[RECORDS TO PROCESS start]

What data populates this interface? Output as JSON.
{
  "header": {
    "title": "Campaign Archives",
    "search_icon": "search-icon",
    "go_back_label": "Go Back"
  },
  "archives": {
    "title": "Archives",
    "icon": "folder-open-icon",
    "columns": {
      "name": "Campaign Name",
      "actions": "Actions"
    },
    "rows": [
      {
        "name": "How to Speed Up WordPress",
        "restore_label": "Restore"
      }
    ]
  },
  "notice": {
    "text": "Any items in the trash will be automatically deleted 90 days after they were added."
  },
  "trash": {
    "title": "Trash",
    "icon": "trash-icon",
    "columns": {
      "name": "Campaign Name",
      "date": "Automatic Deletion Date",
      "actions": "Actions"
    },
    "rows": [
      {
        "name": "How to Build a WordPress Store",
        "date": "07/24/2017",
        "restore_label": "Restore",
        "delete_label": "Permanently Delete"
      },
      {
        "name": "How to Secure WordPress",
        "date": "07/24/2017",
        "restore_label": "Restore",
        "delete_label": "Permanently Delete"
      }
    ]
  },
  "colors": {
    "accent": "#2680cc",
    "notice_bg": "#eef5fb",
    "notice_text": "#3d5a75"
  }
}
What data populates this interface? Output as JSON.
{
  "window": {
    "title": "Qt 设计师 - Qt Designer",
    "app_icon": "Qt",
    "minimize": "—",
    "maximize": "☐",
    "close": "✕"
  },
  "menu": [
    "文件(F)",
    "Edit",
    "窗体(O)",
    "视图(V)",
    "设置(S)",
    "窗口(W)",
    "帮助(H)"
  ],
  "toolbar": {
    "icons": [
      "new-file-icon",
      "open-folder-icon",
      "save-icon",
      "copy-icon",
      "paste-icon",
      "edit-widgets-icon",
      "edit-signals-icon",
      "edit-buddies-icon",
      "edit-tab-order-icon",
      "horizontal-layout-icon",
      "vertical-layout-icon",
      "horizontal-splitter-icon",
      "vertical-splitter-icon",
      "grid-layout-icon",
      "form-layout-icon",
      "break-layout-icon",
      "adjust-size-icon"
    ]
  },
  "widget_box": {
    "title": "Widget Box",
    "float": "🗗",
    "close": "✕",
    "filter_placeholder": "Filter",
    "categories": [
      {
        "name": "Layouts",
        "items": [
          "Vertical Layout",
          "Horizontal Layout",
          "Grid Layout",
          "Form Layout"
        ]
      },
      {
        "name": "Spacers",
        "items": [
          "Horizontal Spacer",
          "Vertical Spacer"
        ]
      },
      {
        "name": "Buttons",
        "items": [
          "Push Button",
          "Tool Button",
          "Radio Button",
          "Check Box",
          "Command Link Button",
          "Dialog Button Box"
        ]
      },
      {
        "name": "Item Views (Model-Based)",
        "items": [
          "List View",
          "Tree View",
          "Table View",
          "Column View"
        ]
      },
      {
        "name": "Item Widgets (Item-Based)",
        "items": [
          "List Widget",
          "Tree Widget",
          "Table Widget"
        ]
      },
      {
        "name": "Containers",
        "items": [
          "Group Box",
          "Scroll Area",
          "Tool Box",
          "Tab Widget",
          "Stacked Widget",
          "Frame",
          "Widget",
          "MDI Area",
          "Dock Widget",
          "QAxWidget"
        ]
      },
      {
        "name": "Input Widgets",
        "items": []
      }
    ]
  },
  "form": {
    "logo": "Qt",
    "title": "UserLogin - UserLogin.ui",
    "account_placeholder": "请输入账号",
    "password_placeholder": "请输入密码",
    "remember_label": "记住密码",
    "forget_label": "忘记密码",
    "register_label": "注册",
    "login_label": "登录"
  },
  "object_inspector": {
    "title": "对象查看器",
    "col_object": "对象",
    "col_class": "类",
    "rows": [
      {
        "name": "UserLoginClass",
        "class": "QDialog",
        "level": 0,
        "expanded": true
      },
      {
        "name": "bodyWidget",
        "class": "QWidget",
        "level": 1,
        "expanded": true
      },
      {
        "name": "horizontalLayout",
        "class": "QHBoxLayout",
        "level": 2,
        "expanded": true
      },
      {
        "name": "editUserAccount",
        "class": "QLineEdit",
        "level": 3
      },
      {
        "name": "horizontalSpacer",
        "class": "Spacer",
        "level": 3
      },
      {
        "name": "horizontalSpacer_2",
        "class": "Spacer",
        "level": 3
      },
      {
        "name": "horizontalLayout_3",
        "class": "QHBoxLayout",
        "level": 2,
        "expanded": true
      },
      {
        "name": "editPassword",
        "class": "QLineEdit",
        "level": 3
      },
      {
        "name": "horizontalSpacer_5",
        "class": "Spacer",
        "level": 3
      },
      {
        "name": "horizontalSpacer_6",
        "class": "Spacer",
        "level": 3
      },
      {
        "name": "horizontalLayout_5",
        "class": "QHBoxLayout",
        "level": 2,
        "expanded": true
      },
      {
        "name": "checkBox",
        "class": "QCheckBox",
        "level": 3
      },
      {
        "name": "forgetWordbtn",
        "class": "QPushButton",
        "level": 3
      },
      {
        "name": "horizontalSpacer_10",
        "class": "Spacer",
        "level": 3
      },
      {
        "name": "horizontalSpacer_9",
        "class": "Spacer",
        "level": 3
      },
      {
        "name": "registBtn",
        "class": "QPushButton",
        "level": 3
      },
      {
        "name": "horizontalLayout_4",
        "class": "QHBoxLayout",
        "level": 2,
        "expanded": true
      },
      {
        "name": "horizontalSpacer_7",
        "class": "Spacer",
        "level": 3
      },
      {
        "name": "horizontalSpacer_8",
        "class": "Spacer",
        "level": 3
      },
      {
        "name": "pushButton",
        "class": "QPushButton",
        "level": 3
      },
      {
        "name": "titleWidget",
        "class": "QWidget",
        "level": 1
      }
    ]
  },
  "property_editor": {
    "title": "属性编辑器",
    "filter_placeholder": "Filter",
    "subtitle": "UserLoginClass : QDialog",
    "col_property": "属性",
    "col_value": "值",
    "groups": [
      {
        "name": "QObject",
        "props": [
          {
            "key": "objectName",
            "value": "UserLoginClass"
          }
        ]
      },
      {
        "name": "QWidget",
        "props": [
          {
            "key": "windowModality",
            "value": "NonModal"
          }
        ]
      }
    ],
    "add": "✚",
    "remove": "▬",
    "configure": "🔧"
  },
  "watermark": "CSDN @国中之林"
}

[RECORDS TO PROCESS end]

Transcribe each entry precisely, missing none.

What data populates this interface? Output as JSON.
{
  "header": {
    "title": "Campaign Archives",
    "search_icon": "search-icon",
    "go_back_label": "Go Back"
  },
  "archives": {
    "title": "Archives",
    "icon": "folder-open-icon",
    "columns": {
      "name": "Campaign Name",
      "actions": "Actions"
    },
    "rows": [
      {
        "name": "How to Speed Up WordPress",
        "restore_label": "Restore"
      }
    ]
  },
  "notice": {
    "text": "Any items in the trash will be automatically deleted 90 days after they were added."
  },
  "trash": {
    "title": "Trash",
    "icon": "trash-icon",
    "columns": {
      "name": "Campaign Name",
      "date": "Automatic Deletion Date",
      "actions": "Actions"
    },
    "rows": [
      {
        "name": "How to Build a WordPress Store",
        "date": "07/24/2017",
        "restore_label": "Restore",
        "delete_label": "Permanently Delete"
      },
      {
        "name": "How to Secure WordPress",
        "date": "07/24/2017",
        "restore_label": "Restore",
        "delete_label": "Permanently Delete"
      }
    ]
  },
  "colors": {
    "accent": "#2680cc",
    "notice_bg": "#eef5fb",
    "notice_text": "#3d5a75"
  }
}
What data populates this interface? Output as JSON.
{
  "window": {
    "title": "Qt 设计师 - Qt Designer",
    "app_icon": "Qt",
    "minimize": "—",
    "maximize": "☐",
    "close": "✕"
  },
  "menu": [
    "文件(F)",
    "Edit",
    "窗体(O)",
    "视图(V)",
    "设置(S)",
    "窗口(W)",
    "帮助(H)"
  ],
  "toolbar": {
    "icons": [
      "new-file-icon",
      "open-folder-icon",
      "save-icon",
      "copy-icon",
      "paste-icon",
      "edit-widgets-icon",
      "edit-signals-icon",
      "edit-buddies-icon",
      "edit-tab-order-icon",
      "horizontal-layout-icon",
      "vertical-layout-icon",
      "horizontal-splitter-icon",
      "vertical-splitter-icon",
      "grid-layout-icon",
      "form-layout-icon",
      "break-layout-icon",
      "adjust-size-icon"
    ]
  },
  "widget_box": {
    "title": "Widget Box",
    "float": "🗗",
    "close": "✕",
    "filter_placeholder": "Filter",
    "categories": [
      {
        "name": "Layouts",
        "items": [
          "Vertical Layout",
          "Horizontal Layout",
          "Grid Layout",
          "Form Layout"
        ]
      },
      {
        "name": "Spacers",
        "items": [
          "Horizontal Spacer",
          "Vertical Spacer"
        ]
      },
      {
        "name": "Buttons",
        "items": [
          "Push Button",
          "Tool Button",
          "Radio Button",
          "Check Box",
          "Command Link Button",
          "Dialog Button Box"
        ]
      },
      {
        "name": "Item Views (Model-Based)",
        "items": [
          "List View",
          "Tree View",
          "Table View",
          "Column View"
        ]
      },
      {
        "name": "Item Widgets (Item-Based)",
        "items": [
          "List Widget",
          "Tree Widget",
          "Table Widget"
        ]
      },
      {
        "name": "Containers",
        "items": [
          "Group Box",
          "Scroll Area",
          "Tool Box",
          "Tab Widget",
          "Stacked Widget",
          "Frame",
          "Widget",
          "MDI Area",
          "Dock Widget",
          "QAxWidget"
        ]
      },
      {
        "name": "Input Widgets",
        "items": []
      }
    ]
  },
  "form": {
    "logo": "Qt",
    "title": "UserLogin - UserLogin.ui",
    "account_placeholder": "请输入账号",
    "password_placeholder": "请输入密码",
    "remember_label": "记住密码",
    "forget_label": "忘记密码",
    "register_label": "注册",
    "login_label": "登录"
  },
  "object_inspector": {
    "title": "对象查看器",
    "col_object": "对象",
    "col_class": "类",
    "rows": [
      {
        "name": "UserLoginClass",
        "class": "QDialog",
        "level": 0,
        "expanded": true
      },
      {
        "name": "bodyWidget",
        "class": "QWidget",
        "level": 1,
        "expanded": true
      },
      {
        "name": "horizontalLayout",
        "class": "QHBoxLayout",
        "level": 2,
        "expanded": true
      },
      {
        "name": "editUserAccount",
        "class": "QLineEdit",
        "level": 3
      },
      {
        "name": "horizontalSpacer",
        "class": "Spacer",
        "level": 3
      },
      {
        "name": "horizontalSpacer_2",
        "class": "Spacer",
        "level": 3
      },
      {
        "name": "horizontalLayout_3",
        "class": "QHBoxLayout",
        "level": 2,
        "expanded": true
      },
      {
        "name": "editPassword",
        "class": "QLineEdit",
        "level": 3
      },
      {
        "name": "horizontalSpacer_5",
        "class": "Spacer",
        "level": 3
      },
      {
        "name": "horizontalSpacer_6",
        "class": "Spacer",
        "level": 3
      },
      {
        "name": "horizontalLayout_5",
        "class": "QHBoxLayout",
        "level": 2,
        "expanded": true
      },
      {
        "name": "checkBox",
        "class": "QCheckBox",
        "level": 3
      },
      {
        "name": "forgetWordbtn",
        "class": "QPushButton",
        "level": 3
      },
      {
        "name": "horizontalSpacer_10",
        "class": "Spacer",
        "level": 3
      },
      {
        "name": "horizontalSpacer_9",
        "class": "Spacer",
        "level": 3
      },
      {
        "name": "registBtn",
        "class": "QPushButton",
        "level": 3
      },
      {
        "name": "horizontalLayout_4",
        "class": "QHBoxLayout",
        "level": 2,
        "expanded": true
      },
      {
        "name": "horizontalSpacer_7",
        "class": "Spacer",
        "level": 3
      },
      {
        "name": "horizontalSpacer_8",
        "class": "Spacer",
        "level": 3
      },
      {
        "name": "pushButton",
        "class": "QPushButton",
        "level": 3
      },
      {
        "name": "titleWidget",
        "class": "QWidget",
        "level": 1
      }
    ]
  },
  "property_editor": {
    "title": "属性编辑器",
    "filter_placeholder": "Filter",
    "subtitle": "UserLoginClass : QDialog",
    "col_property": "属性",
    "col_value": "值",
    "groups": [
      {
        "name": "QObject",
        "props": [
          {
            "key": "objectName",
            "value": "UserLoginClass"
          }
        ]
      },
      {
        "name": "QWidget",
        "props": [
          {
            "key": "windowModality",
            "value": "NonModal"
          }
        ]
      }
    ],
    "add": "✚",
    "remove": "▬",
    "configure": "🔧"
  },
  "watermark": "CSDN @国中之林"
}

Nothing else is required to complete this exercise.